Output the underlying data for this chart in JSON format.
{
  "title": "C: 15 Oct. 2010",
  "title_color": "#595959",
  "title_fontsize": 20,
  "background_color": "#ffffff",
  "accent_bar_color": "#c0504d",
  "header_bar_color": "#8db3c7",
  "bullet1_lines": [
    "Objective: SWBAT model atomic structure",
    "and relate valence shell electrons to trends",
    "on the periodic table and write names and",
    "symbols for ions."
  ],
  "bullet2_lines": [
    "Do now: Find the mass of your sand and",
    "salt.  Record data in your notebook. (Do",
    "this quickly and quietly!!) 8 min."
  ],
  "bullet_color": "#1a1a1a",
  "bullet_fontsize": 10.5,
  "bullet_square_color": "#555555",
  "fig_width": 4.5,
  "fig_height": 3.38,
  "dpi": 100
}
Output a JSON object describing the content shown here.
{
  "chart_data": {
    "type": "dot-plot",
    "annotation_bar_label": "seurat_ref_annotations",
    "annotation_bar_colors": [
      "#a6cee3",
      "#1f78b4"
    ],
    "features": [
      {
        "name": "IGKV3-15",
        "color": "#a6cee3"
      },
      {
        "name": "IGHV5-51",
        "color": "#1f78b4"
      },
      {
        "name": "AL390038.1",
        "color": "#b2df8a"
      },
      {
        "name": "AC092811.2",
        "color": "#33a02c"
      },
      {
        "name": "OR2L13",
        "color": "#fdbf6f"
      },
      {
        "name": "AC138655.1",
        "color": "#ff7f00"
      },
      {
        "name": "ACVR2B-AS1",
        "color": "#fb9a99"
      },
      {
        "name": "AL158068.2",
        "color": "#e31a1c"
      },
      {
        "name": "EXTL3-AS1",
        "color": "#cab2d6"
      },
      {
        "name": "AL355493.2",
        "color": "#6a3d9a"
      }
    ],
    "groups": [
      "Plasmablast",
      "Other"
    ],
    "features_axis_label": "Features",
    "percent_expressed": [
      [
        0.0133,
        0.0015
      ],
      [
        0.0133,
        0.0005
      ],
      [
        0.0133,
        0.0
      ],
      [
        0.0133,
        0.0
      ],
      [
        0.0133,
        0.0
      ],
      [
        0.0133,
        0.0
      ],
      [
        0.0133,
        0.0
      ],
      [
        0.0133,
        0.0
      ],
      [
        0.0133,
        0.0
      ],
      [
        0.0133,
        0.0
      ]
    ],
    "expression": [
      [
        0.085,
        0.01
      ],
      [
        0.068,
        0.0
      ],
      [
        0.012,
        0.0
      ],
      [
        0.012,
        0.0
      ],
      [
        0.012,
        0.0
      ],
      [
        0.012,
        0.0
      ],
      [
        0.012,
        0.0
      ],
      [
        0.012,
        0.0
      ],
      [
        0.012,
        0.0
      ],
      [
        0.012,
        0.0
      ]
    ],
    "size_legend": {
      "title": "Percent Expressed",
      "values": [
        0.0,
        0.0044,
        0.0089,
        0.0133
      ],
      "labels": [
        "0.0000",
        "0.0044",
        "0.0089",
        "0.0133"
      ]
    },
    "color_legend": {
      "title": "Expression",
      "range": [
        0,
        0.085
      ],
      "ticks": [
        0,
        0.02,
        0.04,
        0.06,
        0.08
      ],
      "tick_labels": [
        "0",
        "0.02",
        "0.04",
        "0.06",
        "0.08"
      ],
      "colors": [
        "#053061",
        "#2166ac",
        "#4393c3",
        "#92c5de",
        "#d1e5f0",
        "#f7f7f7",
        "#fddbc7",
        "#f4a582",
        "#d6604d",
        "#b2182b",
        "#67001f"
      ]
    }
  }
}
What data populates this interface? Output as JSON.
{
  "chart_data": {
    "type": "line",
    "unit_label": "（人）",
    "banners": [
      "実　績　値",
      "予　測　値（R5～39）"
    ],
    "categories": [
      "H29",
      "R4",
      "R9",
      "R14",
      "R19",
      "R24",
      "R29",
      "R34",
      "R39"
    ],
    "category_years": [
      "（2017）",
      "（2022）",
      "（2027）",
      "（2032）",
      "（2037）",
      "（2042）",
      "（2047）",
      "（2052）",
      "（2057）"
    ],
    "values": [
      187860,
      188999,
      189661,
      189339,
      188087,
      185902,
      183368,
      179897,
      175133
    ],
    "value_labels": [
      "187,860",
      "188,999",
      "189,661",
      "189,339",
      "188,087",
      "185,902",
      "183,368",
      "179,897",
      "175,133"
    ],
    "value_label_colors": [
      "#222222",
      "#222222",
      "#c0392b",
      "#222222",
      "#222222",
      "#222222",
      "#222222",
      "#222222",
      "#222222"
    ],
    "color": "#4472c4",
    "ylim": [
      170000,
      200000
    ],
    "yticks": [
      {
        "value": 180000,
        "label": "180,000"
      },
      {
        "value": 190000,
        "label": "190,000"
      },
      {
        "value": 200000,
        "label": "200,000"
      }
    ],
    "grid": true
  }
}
■ ■ ■ ■ ■ ■ ■
Exercise directions:
Extract each entry in full and write it down exactly.

Solution below:
Output the underlying data for this chart in JSON format.
{
  "title": "C: 15 Oct. 2010",
  "title_color": "#595959",
  "title_fontsize": 20,
  "background_color": "#ffffff",
  "accent_bar_color": "#c0504d",
  "header_bar_color": "#8db3c7",
  "bullet1_lines": [
    "Objective: SWBAT model atomic structure",
    "and relate valence shell electrons to trends",
    "on the periodic table and write names and",
    "symbols for ions."
  ],
  "bullet2_lines": [
    "Do now: Find the mass of your sand and",
    "salt.  Record data in your notebook. (Do",
    "this quickly and quietly!!) 8 min."
  ],
  "bullet_color": "#1a1a1a",
  "bullet_fontsize": 10.5,
  "bullet_square_color": "#555555",
  "fig_width": 4.5,
  "fig_height": 3.38,
  "dpi": 100
}
Output a JSON object describing the content shown here.
{
  "chart_data": {
    "type": "dot-plot",
    "annotation_bar_label": "seurat_ref_annotations",
    "annotation_bar_colors": [
      "#a6cee3",
      "#1f78b4"
    ],
    "features": [
      {
        "name": "IGKV3-15",
        "color": "#a6cee3"
      },
      {
        "name": "IGHV5-51",
        "color": "#1f78b4"
      },
      {
        "name": "AL390038.1",
        "color": "#b2df8a"
      },
      {
        "name": "AC092811.2",
        "color": "#33a02c"
      },
      {
        "name": "OR2L13",
        "color": "#fdbf6f"
      },
      {
        "name": "AC138655.1",
        "color": "#ff7f00"
      },
      {
        "name": "ACVR2B-AS1",
        "color": "#fb9a99"
      },
      {
        "name": "AL158068.2",
        "color": "#e31a1c"
      },
      {
        "name": "EXTL3-AS1",
        "color": "#cab2d6"
      },
      {
        "name": "AL355493.2",
        "color": "#6a3d9a"
      }
    ],
    "groups": [
      "Plasmablast",
      "Other"
    ],
    "features_axis_label": "Features",
    "percent_expressed": [
      [
        0.0133,
        0.0015
      ],
      [
        0.0133,
        0.0005
      ],
      [
        0.0133,
        0.0
      ],
      [
        0.0133,
        0.0
      ],
      [
        0.0133,
        0.0
      ],
      [
        0.0133,
        0.0
      ],
      [
        0.0133,
        0.0
      ],
      [
        0.0133,
        0.0
      ],
      [
        0.0133,
        0.0
      ],
      [
        0.0133,
        0.0
      ]
    ],
    "expression": [
      [
        0.085,
        0.01
      ],
      [
        0.068,
        0.0
      ],
      [
        0.012,
        0.0
      ],
      [
        0.012,
        0.0
      ],
      [
        0.012,
        0.0
      ],
      [
        0.012,
        0.0
      ],
      [
        0.012,
        0.0
      ],
      [
        0.012,
        0.0
      ],
      [
        0.012,
        0.0
      ],
      [
        0.012,
        0.0
      ]
    ],
    "size_legend": {
      "title": "Percent Expressed",
      "values": [
        0.0,
        0.0044,
        0.0089,
        0.0133
      ],
      "labels": [
        "0.0000",
        "0.0044",
        "0.0089",
        "0.0133"
      ]
    },
    "color_legend": {
      "title": "Expression",
      "range": [
        0,
        0.085
      ],
      "ticks": [
        0,
        0.02,
        0.04,
        0.06,
        0.08
      ],
      "tick_labels": [
        "0",
        "0.02",
        "0.04",
        "0.06",
        "0.08"
      ],
      "colors": [
        "#053061",
        "#2166ac",
        "#4393c3",
        "#92c5de",
        "#d1e5f0",
        "#f7f7f7",
        "#fddbc7",
        "#f4a582",
        "#d6604d",
        "#b2182b",
        "#67001f"
      ]
    }
  }
}
What data populates this interface? Output as JSON.
{
  "chart_data": {
    "type": "line",
    "unit_label": "（人）",
    "banners": [
      "実　績　値",
      "予　測　値（R5～39）"
    ],
    "categories": [
      "H29",
      "R4",
      "R9",
      "R14",
      "R19",
      "R24",
      "R29",
      "R34",
      "R39"
    ],
    "category_years": [
      "（2017）",
      "（2022）",
      "（2027）",
      "（2032）",
      "（2037）",
      "（2042）",
      "（2047）",
      "（2052）",
      "（2057）"
    ],
    "values": [
      187860,
      188999,
      189661,
      189339,
      188087,
      185902,
      183368,
      179897,
      175133
    ],
    "value_labels": [
      "187,860",
      "188,999",
      "189,661",
      "189,339",
      "188,087",
      "185,902",
      "183,368",
      "179,897",
      "175,133"
    ],
    "value_label_colors": [
      "#222222",
      "#222222",
      "#c0392b",
      "#222222",
      "#222222",
      "#222222",
      "#222222",
      "#222222",
      "#222222"
    ],
    "color": "#4472c4",
    "ylim": [
      170000,
      200000
    ],
    "yticks": [
      {
        "value": 180000,
        "label": "180,000"
      },
      {
        "value": 190000,
        "label": "190,000"
      },
      {
        "value": 200000,
        "label": "200,000"
      }
    ],
    "grid": true
  }
}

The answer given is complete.